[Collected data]
________________________________________

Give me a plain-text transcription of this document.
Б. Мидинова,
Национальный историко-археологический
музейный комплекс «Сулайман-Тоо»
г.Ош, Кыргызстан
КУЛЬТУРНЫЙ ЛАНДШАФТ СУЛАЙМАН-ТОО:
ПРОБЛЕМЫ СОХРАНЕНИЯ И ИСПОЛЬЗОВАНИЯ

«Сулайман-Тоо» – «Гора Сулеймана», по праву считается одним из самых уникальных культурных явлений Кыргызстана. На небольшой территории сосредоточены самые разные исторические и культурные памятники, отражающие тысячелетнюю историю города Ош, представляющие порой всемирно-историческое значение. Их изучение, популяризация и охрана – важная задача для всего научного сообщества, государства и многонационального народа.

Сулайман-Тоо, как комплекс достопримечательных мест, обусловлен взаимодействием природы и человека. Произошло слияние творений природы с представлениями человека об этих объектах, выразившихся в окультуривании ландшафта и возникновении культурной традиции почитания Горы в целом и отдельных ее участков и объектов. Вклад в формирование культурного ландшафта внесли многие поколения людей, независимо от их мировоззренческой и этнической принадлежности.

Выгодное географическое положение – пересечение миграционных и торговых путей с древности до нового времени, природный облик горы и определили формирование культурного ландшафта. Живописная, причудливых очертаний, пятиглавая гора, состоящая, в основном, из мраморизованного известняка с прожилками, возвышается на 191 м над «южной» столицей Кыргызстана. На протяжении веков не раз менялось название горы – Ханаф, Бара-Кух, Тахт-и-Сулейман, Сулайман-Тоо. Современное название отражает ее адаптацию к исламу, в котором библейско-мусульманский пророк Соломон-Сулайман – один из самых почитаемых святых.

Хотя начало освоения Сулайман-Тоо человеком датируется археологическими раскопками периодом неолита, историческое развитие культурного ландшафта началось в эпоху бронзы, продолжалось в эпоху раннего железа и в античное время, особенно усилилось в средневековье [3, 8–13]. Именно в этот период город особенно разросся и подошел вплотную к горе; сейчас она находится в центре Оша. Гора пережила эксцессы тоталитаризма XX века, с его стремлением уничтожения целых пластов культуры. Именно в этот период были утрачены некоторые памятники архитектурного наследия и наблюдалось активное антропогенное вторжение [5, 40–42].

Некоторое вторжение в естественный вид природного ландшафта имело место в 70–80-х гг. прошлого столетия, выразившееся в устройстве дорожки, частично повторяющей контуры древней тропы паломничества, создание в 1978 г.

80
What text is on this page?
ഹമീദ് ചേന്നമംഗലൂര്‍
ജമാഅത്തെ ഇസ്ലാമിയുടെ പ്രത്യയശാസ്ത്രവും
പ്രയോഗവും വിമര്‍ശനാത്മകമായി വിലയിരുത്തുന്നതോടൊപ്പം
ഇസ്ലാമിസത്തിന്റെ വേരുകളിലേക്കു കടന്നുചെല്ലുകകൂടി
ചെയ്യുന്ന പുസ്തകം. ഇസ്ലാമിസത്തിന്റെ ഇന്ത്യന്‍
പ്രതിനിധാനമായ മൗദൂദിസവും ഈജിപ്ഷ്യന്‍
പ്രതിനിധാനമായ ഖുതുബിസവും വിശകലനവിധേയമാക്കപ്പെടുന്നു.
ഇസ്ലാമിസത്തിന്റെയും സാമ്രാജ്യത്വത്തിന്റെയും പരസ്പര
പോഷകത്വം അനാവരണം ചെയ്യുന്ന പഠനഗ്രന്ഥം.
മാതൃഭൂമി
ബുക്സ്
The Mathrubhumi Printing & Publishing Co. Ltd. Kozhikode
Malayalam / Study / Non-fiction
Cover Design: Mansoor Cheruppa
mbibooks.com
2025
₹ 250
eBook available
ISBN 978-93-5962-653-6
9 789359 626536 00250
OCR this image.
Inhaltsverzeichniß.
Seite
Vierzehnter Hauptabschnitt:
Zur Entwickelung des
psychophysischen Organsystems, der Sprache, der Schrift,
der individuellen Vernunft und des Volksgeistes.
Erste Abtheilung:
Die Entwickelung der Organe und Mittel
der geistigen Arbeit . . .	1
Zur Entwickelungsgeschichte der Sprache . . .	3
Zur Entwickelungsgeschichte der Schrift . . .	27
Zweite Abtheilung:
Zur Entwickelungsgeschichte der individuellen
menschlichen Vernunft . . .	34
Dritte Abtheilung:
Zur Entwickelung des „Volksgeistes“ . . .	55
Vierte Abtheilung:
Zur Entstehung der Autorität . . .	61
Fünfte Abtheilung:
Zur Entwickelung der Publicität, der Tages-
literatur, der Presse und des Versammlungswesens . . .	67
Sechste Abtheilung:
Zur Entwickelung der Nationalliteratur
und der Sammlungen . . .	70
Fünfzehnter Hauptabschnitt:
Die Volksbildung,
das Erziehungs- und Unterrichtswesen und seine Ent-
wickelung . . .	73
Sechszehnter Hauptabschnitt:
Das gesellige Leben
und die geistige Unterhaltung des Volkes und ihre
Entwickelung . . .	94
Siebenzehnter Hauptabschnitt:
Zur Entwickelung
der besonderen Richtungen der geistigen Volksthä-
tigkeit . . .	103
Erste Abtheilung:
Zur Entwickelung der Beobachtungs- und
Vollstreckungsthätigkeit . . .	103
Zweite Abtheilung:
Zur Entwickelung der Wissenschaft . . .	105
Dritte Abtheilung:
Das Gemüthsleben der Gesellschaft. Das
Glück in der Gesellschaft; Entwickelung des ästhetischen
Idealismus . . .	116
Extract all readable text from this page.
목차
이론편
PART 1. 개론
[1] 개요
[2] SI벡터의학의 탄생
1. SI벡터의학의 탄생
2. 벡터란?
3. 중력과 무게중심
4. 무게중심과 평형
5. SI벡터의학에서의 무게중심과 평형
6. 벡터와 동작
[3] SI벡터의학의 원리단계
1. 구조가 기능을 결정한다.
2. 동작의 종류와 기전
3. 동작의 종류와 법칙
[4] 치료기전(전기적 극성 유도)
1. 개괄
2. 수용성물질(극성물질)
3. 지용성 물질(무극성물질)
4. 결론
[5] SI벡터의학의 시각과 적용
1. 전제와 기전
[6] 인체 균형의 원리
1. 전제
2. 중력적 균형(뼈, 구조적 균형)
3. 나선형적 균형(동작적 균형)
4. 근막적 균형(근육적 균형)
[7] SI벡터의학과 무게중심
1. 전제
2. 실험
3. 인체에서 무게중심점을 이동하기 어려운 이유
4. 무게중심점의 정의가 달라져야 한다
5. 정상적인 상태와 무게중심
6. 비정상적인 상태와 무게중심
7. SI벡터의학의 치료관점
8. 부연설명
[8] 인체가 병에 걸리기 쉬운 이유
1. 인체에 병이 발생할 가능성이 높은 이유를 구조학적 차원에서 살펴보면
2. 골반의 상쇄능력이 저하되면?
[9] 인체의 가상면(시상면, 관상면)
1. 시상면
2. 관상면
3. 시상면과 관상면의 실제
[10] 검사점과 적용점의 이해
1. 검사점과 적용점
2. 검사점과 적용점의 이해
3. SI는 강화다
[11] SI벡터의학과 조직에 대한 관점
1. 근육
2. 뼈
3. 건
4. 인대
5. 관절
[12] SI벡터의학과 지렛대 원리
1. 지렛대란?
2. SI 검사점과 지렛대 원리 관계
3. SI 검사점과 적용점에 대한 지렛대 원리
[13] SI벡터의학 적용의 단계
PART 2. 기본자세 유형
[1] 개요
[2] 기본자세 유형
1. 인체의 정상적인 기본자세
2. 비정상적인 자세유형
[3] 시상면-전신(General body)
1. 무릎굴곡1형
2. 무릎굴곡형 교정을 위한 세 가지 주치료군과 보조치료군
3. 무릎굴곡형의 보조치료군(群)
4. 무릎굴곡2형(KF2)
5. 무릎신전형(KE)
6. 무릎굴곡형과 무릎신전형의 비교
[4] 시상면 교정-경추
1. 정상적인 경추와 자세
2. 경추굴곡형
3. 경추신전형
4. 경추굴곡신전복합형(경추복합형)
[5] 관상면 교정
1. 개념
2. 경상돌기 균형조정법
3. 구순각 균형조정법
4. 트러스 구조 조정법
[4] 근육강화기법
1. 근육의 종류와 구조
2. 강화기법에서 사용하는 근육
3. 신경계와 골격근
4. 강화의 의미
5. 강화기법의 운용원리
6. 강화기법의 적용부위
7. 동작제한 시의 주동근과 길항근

________________________________________

Return exactly the lines from the one containing "Extract all readable text from this page." to the last line of the data, and nothing more.

§ **WRITTEN ANSWER**:
Extract all readable text from this page.
목차
이론편
PART 1. 개론
[1] 개요
[2] SI벡터의학의 탄생
1. SI벡터의학의 탄생
2. 벡터란?
3. 중력과 무게중심
4. 무게중심과 평형
5. SI벡터의학에서의 무게중심과 평형
6. 벡터와 동작
[3] SI벡터의학의 원리단계
1. 구조가 기능을 결정한다.
2. 동작의 종류와 기전
3. 동작의 종류와 법칙
[4] 치료기전(전기적 극성 유도)
1. 개괄
2. 수용성물질(극성물질)
3. 지용성 물질(무극성물질)
4. 결론
[5] SI벡터의학의 시각과 적용
1. 전제와 기전
[6] 인체 균형의 원리
1. 전제
2. 중력적 균형(뼈, 구조적 균형)
3. 나선형적 균형(동작적 균형)
4. 근막적 균형(근육적 균형)
[7] SI벡터의학과 무게중심
1. 전제
2. 실험
3. 인체에서 무게중심점을 이동하기 어려운 이유
4. 무게중심점의 정의가 달라져야 한다
5. 정상적인 상태와 무게중심
6. 비정상적인 상태와 무게중심
7. SI벡터의학의 치료관점
8. 부연설명
[8] 인체가 병에 걸리기 쉬운 이유
1. 인체에 병이 발생할 가능성이 높은 이유를 구조학적 차원에서 살펴보면
2. 골반의 상쇄능력이 저하되면?
[9] 인체의 가상면(시상면, 관상면)
1. 시상면
2. 관상면
3. 시상면과 관상면의 실제
[10] 검사점과 적용점의 이해
1. 검사점과 적용점
2. 검사점과 적용점의 이해
3. SI는 강화다
[11] SI벡터의학과 조직에 대한 관점
1. 근육
2. 뼈
3. 건
4. 인대
5. 관절
[12] SI벡터의학과 지렛대 원리
1. 지렛대란?
2. SI 검사점과 지렛대 원리 관계
3. SI 검사점과 적용점에 대한 지렛대 원리
[13] SI벡터의학 적용의 단계
PART 2. 기본자세 유형
[1] 개요
[2] 기본자세 유형
1. 인체의 정상적인 기본자세
2. 비정상적인 자세유형
[3] 시상면-전신(General body)
1. 무릎굴곡1형
2. 무릎굴곡형 교정을 위한 세 가지 주치료군과 보조치료군
3. 무릎굴곡형의 보조치료군(群)
4. 무릎굴곡2형(KF2)
5. 무릎신전형(KE)
6. 무릎굴곡형과 무릎신전형의 비교
[4] 시상면 교정-경추
1. 정상적인 경추와 자세
2. 경추굴곡형
3. 경추신전형
4. 경추굴곡신전복합형(경추복합형)
[5] 관상면 교정
1. 개념
2. 경상돌기 균형조정법
3. 구순각 균형조정법
4. 트러스 구조 조정법
[4] 근육강화기법
1. 근육의 종류와 구조
2. 강화기법에서 사용하는 근육
3. 신경계와 골격근
4. 강화의 의미
5. 강화기법의 운용원리
6. 강화기법의 적용부위
7. 동작제한 시의 주동근과 길항근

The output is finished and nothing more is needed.